Data entries for graphics
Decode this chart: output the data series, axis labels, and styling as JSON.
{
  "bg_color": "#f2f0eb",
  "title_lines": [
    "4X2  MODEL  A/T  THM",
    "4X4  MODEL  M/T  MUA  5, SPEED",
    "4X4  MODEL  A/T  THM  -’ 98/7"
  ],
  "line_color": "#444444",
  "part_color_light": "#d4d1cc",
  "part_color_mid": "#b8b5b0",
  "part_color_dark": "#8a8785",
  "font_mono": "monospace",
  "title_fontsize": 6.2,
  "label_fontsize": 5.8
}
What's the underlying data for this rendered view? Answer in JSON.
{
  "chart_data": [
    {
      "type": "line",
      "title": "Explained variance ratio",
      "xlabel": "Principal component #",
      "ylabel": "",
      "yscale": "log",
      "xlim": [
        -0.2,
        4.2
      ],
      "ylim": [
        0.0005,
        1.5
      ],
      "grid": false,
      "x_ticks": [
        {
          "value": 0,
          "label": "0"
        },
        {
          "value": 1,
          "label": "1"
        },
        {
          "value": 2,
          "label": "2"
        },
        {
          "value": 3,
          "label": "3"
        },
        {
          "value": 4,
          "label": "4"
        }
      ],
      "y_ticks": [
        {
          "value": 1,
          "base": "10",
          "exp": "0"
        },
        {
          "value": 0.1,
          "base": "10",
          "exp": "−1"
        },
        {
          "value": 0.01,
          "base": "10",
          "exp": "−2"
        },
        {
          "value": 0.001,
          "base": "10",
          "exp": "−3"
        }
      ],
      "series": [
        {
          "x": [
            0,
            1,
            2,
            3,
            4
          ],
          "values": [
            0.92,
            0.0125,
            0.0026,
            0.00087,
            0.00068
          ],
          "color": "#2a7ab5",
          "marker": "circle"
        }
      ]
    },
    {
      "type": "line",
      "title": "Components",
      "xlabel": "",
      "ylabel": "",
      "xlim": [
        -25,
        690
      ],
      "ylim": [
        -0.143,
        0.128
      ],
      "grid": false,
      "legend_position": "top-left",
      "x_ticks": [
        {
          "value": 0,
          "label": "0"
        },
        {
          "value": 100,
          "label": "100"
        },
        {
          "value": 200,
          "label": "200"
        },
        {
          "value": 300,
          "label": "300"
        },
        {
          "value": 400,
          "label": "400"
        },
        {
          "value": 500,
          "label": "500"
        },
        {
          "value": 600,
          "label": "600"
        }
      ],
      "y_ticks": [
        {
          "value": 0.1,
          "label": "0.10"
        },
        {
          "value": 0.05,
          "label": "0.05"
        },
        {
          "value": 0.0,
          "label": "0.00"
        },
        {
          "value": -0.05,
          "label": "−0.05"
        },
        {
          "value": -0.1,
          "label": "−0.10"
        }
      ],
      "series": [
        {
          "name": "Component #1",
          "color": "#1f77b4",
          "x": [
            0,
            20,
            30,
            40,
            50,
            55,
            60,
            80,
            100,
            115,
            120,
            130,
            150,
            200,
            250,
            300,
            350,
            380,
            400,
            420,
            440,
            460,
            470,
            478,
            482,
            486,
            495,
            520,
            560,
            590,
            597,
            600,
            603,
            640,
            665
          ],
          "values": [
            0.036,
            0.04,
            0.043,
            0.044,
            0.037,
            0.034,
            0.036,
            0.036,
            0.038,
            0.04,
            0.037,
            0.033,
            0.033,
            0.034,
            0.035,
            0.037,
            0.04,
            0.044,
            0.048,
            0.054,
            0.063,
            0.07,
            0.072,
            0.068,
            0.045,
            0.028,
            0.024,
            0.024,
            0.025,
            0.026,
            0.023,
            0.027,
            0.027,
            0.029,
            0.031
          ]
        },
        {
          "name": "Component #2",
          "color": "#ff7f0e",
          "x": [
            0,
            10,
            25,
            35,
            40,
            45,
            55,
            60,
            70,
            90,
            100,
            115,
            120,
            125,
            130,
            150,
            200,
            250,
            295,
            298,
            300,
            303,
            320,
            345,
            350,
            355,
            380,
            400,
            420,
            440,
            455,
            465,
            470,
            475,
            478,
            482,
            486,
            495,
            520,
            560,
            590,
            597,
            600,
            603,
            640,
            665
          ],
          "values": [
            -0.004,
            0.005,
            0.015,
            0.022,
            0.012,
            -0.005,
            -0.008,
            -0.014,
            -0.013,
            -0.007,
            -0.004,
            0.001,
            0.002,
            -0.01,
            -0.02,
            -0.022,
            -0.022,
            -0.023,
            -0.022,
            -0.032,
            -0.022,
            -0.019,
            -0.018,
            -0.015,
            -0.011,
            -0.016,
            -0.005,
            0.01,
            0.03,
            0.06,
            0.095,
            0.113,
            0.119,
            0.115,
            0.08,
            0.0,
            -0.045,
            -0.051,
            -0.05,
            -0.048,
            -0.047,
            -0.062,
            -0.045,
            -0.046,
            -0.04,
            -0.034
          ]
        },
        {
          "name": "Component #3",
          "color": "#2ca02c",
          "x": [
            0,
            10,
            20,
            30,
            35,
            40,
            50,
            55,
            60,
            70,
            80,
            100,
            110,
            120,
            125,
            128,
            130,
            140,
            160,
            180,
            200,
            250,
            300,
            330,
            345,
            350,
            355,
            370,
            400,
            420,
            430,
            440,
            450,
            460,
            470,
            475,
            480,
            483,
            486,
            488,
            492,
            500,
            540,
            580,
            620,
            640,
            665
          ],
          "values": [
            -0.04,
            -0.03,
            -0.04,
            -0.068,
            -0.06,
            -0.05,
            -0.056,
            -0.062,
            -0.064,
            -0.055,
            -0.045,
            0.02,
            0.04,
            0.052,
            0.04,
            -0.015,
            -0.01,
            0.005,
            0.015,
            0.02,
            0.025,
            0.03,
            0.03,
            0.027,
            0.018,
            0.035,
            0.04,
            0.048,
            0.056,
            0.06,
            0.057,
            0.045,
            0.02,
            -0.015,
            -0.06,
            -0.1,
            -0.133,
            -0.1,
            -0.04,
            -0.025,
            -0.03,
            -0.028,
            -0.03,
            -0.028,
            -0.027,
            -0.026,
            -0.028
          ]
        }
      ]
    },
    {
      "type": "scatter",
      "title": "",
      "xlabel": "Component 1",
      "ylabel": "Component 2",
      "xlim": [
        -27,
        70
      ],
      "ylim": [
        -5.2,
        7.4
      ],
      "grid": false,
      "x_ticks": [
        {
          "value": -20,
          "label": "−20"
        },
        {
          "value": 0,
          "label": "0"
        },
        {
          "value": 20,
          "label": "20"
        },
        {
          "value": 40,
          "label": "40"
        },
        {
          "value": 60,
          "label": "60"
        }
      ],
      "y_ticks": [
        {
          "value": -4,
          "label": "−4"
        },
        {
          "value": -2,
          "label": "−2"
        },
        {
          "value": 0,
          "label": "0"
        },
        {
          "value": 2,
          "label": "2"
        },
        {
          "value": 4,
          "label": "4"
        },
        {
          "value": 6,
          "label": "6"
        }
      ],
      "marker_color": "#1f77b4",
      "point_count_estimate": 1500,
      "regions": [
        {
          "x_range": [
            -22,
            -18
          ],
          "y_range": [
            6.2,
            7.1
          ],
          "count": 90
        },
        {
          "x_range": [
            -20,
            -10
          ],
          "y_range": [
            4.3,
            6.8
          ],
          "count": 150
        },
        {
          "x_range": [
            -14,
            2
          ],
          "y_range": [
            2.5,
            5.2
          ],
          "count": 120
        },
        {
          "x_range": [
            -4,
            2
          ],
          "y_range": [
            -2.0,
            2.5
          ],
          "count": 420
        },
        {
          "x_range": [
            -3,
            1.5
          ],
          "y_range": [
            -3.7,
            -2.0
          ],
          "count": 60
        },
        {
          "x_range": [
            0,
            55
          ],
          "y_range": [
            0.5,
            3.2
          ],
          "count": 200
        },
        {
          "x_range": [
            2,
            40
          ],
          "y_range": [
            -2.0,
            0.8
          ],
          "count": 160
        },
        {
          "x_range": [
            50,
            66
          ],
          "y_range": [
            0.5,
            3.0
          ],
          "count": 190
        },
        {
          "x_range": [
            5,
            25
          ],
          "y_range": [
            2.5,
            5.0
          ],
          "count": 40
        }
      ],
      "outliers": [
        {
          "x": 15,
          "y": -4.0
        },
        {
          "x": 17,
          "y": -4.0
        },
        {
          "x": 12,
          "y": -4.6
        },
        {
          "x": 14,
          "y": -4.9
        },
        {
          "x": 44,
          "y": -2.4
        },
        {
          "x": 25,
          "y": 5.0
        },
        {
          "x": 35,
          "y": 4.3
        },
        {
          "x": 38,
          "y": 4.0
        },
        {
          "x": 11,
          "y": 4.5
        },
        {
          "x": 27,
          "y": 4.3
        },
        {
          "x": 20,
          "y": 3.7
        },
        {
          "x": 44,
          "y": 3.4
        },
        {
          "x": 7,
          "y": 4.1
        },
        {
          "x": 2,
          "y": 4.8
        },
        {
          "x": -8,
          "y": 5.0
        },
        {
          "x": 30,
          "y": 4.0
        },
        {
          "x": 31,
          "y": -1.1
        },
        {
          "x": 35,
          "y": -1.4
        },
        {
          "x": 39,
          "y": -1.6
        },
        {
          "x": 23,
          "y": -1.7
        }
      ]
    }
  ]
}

INSTRUCTIONS FOR THE TASK.
What is the number of lines in the listing that include the word "this"? Give that number and nothing else.

WRITTEN RESPONSE.
2